* [Work required] Return each line in the items below that contains the string "milan". Case matters.
====
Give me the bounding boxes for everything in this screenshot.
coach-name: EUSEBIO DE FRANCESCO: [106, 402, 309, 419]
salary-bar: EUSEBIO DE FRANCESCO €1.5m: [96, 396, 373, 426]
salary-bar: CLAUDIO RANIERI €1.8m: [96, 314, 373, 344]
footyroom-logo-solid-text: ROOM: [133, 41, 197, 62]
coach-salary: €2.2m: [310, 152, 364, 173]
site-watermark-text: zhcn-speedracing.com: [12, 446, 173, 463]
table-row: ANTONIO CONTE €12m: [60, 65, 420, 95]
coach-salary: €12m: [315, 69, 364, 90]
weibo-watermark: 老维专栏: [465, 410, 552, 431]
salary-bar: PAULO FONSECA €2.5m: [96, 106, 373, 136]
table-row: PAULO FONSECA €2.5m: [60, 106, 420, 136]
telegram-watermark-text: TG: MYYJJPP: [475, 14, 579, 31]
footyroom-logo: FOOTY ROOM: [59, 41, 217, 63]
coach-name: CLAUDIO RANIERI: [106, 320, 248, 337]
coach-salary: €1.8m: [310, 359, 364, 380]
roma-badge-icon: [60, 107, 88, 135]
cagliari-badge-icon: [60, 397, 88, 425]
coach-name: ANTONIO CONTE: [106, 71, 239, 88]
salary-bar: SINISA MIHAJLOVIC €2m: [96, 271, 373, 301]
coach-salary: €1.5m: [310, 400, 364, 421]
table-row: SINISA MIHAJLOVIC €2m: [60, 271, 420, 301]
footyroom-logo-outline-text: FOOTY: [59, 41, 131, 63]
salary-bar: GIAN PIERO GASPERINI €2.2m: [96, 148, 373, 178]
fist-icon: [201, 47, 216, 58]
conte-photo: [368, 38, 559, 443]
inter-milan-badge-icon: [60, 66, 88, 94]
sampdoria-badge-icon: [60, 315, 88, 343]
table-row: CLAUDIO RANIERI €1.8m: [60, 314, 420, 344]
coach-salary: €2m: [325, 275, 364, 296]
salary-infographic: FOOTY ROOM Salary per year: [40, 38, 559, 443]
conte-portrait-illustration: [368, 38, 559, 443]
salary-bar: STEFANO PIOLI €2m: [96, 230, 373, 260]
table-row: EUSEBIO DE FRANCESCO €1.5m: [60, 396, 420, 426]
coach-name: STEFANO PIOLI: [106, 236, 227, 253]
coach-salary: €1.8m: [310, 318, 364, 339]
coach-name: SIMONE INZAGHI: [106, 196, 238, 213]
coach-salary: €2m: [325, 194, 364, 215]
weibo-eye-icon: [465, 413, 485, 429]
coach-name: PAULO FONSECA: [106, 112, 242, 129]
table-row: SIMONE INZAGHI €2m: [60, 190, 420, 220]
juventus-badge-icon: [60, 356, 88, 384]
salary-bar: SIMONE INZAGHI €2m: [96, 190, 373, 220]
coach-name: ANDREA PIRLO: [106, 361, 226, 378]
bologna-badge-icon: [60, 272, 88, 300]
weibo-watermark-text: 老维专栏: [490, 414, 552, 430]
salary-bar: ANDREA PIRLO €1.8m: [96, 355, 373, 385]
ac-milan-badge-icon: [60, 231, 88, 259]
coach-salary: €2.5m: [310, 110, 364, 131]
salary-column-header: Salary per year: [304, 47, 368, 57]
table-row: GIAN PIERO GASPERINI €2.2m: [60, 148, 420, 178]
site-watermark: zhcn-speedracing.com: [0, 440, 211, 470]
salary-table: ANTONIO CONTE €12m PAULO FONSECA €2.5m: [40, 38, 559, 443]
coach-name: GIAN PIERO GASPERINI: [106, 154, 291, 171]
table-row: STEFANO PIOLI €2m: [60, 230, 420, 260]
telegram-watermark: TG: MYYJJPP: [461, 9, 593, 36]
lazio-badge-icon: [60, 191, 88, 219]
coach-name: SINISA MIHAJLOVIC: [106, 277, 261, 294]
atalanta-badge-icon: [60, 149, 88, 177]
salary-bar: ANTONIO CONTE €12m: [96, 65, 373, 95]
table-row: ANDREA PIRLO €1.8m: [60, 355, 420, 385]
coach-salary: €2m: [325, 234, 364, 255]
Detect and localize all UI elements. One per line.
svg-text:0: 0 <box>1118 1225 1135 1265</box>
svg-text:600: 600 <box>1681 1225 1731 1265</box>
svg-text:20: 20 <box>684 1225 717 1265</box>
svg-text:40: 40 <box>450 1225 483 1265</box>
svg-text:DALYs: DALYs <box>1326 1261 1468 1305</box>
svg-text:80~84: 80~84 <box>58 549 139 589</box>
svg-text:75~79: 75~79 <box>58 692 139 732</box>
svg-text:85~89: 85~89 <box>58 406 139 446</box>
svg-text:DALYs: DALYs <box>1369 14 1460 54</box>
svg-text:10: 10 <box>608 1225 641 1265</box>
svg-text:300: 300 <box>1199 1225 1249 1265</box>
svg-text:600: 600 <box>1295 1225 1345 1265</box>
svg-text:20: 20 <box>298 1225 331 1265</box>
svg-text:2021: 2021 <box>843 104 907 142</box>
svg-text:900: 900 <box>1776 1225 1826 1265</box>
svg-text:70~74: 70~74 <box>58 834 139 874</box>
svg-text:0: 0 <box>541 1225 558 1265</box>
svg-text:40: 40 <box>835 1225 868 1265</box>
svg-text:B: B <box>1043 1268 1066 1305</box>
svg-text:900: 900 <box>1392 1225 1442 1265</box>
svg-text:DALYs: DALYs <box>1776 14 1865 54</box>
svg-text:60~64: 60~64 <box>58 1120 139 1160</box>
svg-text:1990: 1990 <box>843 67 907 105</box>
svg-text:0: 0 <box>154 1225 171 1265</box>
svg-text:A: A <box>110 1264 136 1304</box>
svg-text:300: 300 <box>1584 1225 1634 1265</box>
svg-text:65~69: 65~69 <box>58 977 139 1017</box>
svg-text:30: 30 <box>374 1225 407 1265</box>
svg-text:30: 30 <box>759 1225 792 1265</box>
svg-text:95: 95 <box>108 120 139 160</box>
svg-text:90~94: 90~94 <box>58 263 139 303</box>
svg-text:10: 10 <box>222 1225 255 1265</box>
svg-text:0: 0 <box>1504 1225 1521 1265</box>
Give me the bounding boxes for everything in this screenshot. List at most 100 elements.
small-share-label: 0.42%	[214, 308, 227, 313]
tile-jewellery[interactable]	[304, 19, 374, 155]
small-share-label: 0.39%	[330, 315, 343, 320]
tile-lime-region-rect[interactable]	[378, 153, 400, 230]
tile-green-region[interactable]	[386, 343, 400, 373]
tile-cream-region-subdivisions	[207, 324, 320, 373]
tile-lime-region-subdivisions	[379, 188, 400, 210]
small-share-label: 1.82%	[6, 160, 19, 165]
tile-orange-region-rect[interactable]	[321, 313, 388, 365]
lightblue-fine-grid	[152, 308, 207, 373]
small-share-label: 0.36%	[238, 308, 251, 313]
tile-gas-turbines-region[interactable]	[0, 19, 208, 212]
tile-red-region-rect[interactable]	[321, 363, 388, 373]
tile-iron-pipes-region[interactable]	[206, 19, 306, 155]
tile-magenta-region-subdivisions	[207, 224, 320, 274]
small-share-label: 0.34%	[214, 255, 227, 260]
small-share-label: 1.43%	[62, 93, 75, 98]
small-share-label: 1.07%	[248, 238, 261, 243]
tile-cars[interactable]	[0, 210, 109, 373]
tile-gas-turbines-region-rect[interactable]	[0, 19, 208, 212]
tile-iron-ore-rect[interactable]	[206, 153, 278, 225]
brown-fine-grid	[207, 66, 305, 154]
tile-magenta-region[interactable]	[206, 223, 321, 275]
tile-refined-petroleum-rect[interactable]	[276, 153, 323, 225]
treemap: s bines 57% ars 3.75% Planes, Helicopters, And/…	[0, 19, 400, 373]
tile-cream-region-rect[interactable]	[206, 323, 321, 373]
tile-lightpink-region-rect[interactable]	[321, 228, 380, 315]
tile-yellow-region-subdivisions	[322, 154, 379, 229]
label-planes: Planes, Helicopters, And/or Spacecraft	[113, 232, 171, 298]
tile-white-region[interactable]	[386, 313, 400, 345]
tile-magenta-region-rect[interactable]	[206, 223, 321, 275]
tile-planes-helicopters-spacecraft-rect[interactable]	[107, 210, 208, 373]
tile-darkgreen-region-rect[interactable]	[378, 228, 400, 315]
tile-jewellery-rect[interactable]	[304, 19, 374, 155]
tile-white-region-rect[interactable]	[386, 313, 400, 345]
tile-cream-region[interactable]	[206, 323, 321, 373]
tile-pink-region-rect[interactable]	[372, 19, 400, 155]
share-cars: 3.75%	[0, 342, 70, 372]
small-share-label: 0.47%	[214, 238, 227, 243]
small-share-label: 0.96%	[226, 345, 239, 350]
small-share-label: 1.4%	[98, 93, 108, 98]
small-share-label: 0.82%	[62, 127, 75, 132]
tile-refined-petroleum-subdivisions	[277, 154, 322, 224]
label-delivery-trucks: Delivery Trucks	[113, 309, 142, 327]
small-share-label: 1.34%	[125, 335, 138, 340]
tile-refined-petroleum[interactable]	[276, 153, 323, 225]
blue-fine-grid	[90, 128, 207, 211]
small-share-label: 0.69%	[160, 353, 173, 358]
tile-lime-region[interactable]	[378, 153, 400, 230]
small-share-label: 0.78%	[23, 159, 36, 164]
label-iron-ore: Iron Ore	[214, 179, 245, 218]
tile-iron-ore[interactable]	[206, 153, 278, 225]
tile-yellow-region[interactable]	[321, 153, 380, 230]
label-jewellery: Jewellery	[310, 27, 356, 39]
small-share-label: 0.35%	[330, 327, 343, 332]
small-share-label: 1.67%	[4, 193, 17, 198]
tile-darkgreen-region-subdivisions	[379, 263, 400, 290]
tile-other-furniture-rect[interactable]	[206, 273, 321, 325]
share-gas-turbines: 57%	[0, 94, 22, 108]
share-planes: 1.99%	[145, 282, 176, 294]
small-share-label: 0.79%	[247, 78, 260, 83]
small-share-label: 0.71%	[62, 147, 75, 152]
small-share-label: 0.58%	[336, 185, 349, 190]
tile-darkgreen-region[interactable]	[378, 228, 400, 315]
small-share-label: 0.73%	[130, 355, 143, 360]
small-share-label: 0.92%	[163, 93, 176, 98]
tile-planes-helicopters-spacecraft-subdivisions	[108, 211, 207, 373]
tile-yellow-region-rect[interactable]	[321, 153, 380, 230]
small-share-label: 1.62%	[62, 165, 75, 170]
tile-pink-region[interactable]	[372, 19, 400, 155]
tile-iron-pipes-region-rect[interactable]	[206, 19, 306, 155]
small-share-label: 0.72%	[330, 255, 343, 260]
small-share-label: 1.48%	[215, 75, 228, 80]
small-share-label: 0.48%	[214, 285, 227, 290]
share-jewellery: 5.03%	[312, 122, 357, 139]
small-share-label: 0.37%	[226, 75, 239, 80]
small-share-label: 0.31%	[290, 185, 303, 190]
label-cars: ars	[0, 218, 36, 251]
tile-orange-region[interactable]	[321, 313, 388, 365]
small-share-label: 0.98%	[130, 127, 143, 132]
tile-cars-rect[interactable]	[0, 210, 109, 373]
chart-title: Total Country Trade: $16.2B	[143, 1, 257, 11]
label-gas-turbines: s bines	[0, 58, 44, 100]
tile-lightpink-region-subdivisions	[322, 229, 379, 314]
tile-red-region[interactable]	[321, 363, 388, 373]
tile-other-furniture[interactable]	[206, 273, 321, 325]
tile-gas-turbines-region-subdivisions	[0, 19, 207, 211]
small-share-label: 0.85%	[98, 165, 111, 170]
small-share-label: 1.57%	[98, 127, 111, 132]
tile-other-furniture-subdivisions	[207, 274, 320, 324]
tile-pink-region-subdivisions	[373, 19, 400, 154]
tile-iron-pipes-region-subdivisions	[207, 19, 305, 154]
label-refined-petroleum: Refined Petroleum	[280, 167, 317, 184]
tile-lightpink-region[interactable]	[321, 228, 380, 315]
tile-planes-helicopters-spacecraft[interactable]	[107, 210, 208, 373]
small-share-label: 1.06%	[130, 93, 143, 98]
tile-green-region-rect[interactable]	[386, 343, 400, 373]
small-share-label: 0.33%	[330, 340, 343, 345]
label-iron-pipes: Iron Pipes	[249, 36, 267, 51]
====
* [Finished task]
inter-milan-badge-icon: [60, 66, 88, 94]
ac-milan-badge-icon: [60, 231, 88, 259]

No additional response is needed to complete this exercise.